STATED TASK:
Records follow. Copy every line with "JSON".

EXERCISE MATERIAL:
* start *

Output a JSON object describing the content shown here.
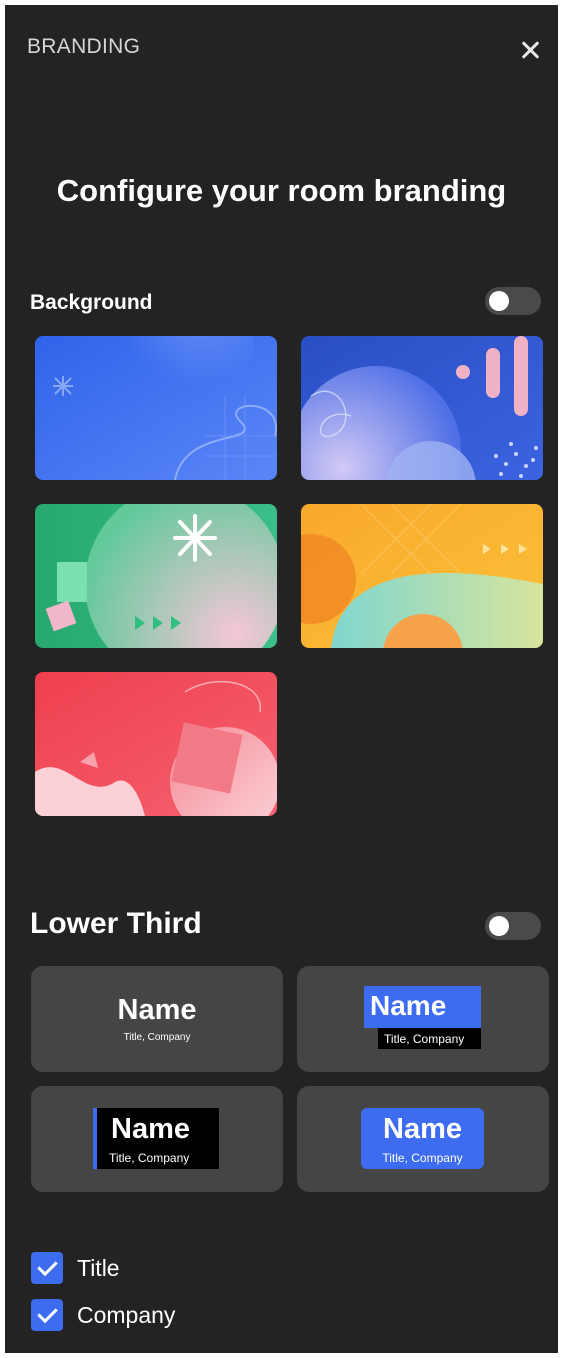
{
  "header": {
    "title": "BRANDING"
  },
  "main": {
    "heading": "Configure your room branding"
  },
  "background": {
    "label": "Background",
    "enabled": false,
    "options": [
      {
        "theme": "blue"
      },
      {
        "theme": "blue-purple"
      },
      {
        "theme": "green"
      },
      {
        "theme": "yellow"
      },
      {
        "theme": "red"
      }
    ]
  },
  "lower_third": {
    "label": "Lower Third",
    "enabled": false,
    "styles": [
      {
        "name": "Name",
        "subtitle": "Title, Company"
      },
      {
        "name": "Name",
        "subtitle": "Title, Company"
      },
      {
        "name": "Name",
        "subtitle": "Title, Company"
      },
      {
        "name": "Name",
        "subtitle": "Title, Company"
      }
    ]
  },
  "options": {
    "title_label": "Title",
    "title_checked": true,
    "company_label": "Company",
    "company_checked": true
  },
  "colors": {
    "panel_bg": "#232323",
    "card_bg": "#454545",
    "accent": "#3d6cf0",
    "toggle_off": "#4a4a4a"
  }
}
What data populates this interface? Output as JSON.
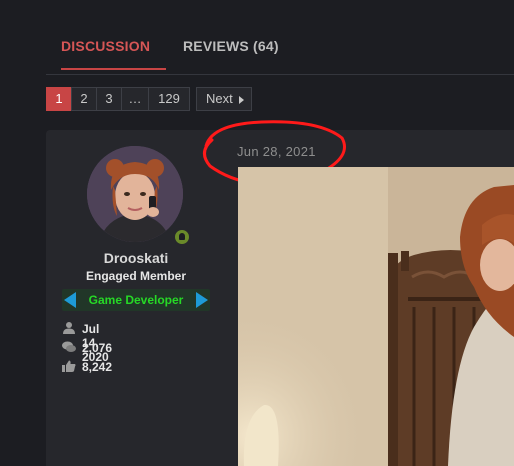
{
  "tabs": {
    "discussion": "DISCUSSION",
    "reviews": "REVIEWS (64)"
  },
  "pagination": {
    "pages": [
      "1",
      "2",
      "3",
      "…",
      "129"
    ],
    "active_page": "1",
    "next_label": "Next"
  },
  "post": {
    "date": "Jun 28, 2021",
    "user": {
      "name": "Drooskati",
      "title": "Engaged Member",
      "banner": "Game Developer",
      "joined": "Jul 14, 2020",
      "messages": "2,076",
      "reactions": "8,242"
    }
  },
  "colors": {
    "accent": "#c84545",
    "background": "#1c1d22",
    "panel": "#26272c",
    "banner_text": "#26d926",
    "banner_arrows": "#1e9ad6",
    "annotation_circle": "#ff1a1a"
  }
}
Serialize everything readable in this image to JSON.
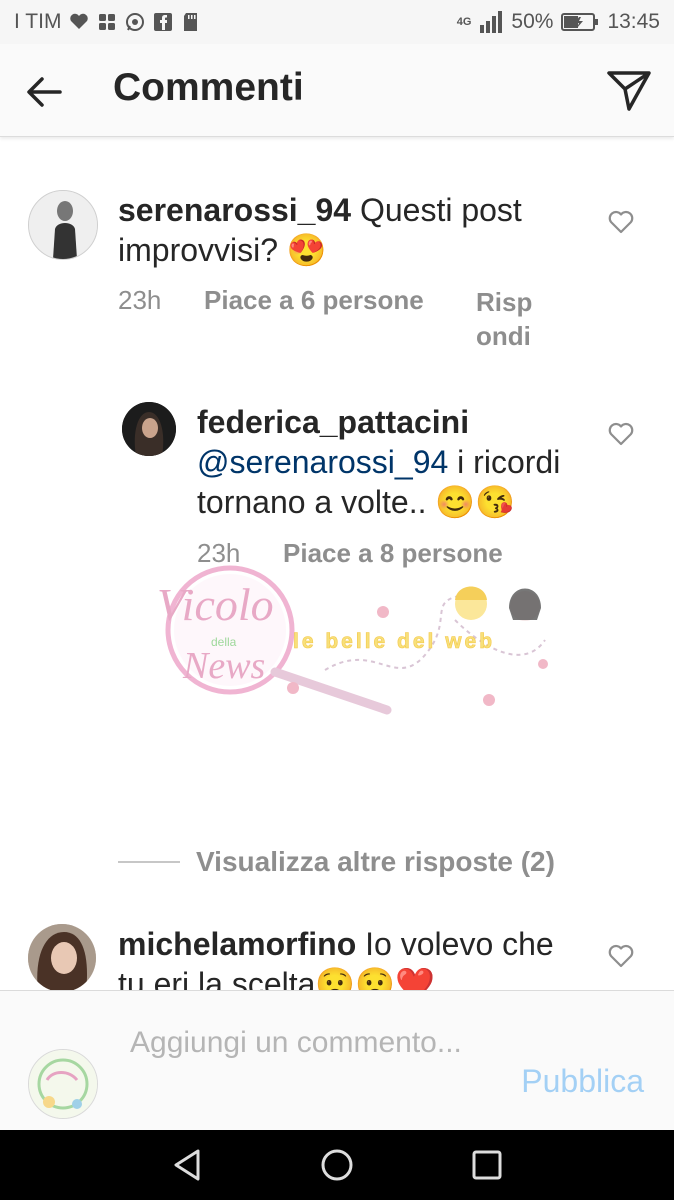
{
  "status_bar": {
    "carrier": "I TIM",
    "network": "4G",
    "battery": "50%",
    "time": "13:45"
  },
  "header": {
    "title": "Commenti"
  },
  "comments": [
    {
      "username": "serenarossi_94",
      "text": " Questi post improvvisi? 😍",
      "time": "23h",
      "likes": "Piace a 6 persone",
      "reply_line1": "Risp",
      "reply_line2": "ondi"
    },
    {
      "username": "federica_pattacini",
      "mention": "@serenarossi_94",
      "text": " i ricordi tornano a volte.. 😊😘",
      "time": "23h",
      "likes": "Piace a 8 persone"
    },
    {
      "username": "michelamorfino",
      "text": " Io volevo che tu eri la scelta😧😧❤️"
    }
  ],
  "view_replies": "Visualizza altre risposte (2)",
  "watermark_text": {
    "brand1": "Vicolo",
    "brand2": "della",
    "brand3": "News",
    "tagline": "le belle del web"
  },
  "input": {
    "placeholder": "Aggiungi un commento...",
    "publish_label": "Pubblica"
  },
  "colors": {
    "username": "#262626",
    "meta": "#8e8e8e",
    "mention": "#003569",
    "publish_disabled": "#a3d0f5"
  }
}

* end *

SOLVED EXERCISE:
Output a JSON object describing the content shown here.
What data populates this interface? Output as JSON.
Serialize everything readable in this image to JSON.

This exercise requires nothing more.